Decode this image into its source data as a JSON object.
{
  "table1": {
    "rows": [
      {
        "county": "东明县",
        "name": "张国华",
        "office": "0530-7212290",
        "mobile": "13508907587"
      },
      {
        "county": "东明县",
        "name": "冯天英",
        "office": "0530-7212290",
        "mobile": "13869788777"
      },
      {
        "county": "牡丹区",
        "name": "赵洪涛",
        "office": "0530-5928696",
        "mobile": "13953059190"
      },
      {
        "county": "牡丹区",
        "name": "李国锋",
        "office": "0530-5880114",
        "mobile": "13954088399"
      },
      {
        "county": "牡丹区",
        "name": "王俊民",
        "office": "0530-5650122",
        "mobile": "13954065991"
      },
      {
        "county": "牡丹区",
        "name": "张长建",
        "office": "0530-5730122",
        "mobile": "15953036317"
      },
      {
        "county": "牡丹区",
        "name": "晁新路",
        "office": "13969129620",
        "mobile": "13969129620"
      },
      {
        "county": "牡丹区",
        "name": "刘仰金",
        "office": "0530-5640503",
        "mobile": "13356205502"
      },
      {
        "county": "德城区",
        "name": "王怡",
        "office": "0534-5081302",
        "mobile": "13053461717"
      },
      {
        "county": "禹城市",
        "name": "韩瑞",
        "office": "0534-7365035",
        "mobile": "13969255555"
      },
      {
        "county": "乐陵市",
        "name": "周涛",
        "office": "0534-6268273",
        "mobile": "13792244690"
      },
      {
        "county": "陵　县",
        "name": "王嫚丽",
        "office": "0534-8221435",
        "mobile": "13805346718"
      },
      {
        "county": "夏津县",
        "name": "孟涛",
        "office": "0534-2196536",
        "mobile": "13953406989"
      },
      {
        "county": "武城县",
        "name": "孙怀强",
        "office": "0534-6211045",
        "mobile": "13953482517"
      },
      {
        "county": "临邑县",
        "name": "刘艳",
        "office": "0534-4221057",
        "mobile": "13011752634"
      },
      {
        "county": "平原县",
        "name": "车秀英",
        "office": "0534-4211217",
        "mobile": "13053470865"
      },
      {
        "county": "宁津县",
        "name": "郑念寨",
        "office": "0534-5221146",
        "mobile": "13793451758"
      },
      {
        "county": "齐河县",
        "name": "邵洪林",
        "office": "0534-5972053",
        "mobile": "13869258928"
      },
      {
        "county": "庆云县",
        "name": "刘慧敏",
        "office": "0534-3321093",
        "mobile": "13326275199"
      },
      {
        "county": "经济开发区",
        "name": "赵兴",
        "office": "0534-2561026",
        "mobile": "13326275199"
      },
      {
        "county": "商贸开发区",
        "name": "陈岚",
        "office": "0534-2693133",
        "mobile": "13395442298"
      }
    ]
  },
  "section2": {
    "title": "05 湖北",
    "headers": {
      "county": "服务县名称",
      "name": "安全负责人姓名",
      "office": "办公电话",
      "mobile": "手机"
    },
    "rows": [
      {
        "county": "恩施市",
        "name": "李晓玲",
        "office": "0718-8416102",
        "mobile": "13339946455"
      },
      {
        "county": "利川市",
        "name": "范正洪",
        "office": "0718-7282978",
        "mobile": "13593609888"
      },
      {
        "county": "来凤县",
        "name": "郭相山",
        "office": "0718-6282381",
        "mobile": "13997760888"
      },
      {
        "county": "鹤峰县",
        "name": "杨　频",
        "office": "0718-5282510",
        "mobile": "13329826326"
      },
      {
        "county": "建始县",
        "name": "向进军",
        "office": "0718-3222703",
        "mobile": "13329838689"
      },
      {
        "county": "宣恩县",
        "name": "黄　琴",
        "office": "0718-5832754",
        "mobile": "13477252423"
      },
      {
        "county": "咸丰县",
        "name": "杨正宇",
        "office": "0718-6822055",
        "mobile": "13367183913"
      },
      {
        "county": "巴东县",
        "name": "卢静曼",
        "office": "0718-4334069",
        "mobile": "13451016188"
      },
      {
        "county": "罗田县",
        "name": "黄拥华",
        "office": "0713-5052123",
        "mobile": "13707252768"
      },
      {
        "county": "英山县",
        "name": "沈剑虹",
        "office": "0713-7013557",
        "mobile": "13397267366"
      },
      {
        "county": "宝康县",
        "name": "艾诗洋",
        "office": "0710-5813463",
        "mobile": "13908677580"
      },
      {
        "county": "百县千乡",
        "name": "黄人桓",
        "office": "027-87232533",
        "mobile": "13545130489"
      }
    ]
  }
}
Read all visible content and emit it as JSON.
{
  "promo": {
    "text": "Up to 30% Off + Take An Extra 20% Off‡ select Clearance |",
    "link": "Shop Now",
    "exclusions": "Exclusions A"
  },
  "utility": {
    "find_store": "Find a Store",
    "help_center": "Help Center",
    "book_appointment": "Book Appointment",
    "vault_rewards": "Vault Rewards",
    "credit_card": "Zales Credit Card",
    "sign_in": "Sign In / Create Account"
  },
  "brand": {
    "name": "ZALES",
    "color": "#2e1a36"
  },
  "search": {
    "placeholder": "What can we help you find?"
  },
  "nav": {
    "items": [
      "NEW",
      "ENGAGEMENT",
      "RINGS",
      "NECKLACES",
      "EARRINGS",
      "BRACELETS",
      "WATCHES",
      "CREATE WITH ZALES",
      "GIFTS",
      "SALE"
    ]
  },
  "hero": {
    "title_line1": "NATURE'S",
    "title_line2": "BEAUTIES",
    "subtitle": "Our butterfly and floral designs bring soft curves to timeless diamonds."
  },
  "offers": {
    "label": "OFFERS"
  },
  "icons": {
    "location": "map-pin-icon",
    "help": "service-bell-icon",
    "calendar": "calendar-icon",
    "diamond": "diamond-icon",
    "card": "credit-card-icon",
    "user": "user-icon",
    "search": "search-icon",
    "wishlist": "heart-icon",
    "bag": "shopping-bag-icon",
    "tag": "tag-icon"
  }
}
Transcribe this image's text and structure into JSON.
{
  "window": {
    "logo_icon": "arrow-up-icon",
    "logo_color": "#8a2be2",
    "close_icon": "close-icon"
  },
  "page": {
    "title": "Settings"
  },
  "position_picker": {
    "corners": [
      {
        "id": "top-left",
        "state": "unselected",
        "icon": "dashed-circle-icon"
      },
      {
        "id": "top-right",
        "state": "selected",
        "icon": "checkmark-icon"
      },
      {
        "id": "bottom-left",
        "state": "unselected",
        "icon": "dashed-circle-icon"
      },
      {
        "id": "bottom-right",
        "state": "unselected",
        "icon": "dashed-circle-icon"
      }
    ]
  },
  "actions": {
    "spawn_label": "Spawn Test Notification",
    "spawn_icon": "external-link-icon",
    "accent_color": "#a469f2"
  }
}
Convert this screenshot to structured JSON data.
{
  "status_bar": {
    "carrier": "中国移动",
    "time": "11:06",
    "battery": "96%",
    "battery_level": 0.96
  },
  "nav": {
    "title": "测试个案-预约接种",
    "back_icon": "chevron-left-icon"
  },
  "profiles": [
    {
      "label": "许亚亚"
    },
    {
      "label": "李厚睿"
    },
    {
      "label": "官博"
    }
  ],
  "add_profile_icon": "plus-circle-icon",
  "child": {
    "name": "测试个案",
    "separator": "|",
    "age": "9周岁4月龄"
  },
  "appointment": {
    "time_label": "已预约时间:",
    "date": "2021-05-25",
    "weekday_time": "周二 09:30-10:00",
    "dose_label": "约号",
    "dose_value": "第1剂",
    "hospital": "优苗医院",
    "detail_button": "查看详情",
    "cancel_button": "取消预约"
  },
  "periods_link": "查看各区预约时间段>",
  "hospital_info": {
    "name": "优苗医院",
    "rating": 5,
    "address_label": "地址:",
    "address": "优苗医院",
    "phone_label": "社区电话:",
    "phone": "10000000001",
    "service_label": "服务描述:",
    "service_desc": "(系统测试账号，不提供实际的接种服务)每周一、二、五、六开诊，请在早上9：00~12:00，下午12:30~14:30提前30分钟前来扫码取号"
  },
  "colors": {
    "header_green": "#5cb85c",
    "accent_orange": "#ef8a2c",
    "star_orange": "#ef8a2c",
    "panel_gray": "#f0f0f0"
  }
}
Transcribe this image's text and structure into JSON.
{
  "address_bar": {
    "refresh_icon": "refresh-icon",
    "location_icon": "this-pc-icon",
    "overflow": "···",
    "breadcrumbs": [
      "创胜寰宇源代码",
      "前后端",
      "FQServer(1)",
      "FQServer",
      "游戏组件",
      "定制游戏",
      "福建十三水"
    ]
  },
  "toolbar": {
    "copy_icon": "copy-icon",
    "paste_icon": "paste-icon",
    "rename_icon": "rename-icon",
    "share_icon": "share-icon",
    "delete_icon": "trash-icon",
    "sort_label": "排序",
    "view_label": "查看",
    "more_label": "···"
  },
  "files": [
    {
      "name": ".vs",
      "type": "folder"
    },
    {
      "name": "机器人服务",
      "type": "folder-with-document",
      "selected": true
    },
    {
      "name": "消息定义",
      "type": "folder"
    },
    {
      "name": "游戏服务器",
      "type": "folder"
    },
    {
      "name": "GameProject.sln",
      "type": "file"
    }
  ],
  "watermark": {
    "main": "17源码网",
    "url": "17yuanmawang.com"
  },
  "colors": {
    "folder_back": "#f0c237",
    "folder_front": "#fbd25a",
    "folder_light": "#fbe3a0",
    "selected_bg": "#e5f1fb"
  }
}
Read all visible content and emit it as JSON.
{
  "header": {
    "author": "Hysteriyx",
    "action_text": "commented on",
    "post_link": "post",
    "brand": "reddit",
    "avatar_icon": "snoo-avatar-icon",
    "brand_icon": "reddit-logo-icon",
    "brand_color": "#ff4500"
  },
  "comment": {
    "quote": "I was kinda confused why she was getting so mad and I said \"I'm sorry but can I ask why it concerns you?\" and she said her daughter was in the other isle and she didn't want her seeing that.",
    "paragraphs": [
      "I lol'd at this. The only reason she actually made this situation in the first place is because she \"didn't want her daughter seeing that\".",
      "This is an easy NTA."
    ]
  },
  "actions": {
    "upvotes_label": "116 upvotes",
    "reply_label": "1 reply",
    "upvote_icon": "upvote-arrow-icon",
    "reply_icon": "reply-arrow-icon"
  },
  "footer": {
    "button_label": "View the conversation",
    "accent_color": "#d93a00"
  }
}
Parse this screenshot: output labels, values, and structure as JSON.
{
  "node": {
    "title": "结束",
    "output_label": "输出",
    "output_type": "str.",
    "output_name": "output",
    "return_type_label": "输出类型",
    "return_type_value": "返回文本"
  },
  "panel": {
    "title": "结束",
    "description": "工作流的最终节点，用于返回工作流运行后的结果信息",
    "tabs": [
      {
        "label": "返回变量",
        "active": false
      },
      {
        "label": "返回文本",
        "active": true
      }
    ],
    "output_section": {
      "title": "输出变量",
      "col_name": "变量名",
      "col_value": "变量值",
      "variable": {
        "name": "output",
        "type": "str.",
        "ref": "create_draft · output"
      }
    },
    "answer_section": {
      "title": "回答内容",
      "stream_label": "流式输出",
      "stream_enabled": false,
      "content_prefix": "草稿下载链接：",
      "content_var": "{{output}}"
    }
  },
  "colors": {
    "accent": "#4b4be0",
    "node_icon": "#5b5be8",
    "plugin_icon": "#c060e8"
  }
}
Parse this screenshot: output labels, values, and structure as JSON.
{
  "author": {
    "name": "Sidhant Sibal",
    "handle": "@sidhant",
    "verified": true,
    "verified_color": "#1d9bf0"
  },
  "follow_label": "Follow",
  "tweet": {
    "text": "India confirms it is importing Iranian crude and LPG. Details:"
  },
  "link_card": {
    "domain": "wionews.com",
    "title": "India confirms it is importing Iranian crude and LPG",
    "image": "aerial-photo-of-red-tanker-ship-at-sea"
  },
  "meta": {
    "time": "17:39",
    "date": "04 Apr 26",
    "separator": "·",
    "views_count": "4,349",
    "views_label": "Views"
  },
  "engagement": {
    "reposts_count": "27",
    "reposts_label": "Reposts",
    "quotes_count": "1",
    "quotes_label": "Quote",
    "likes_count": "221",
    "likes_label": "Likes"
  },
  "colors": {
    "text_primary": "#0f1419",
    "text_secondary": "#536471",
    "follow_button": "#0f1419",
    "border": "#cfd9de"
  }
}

┄┄┄┄┄┄

Pull out all lines of the data with the string "优苗医院".

    "hospital": "优苗医院",
    "name": "优苗医院",
    "address": "优苗医院",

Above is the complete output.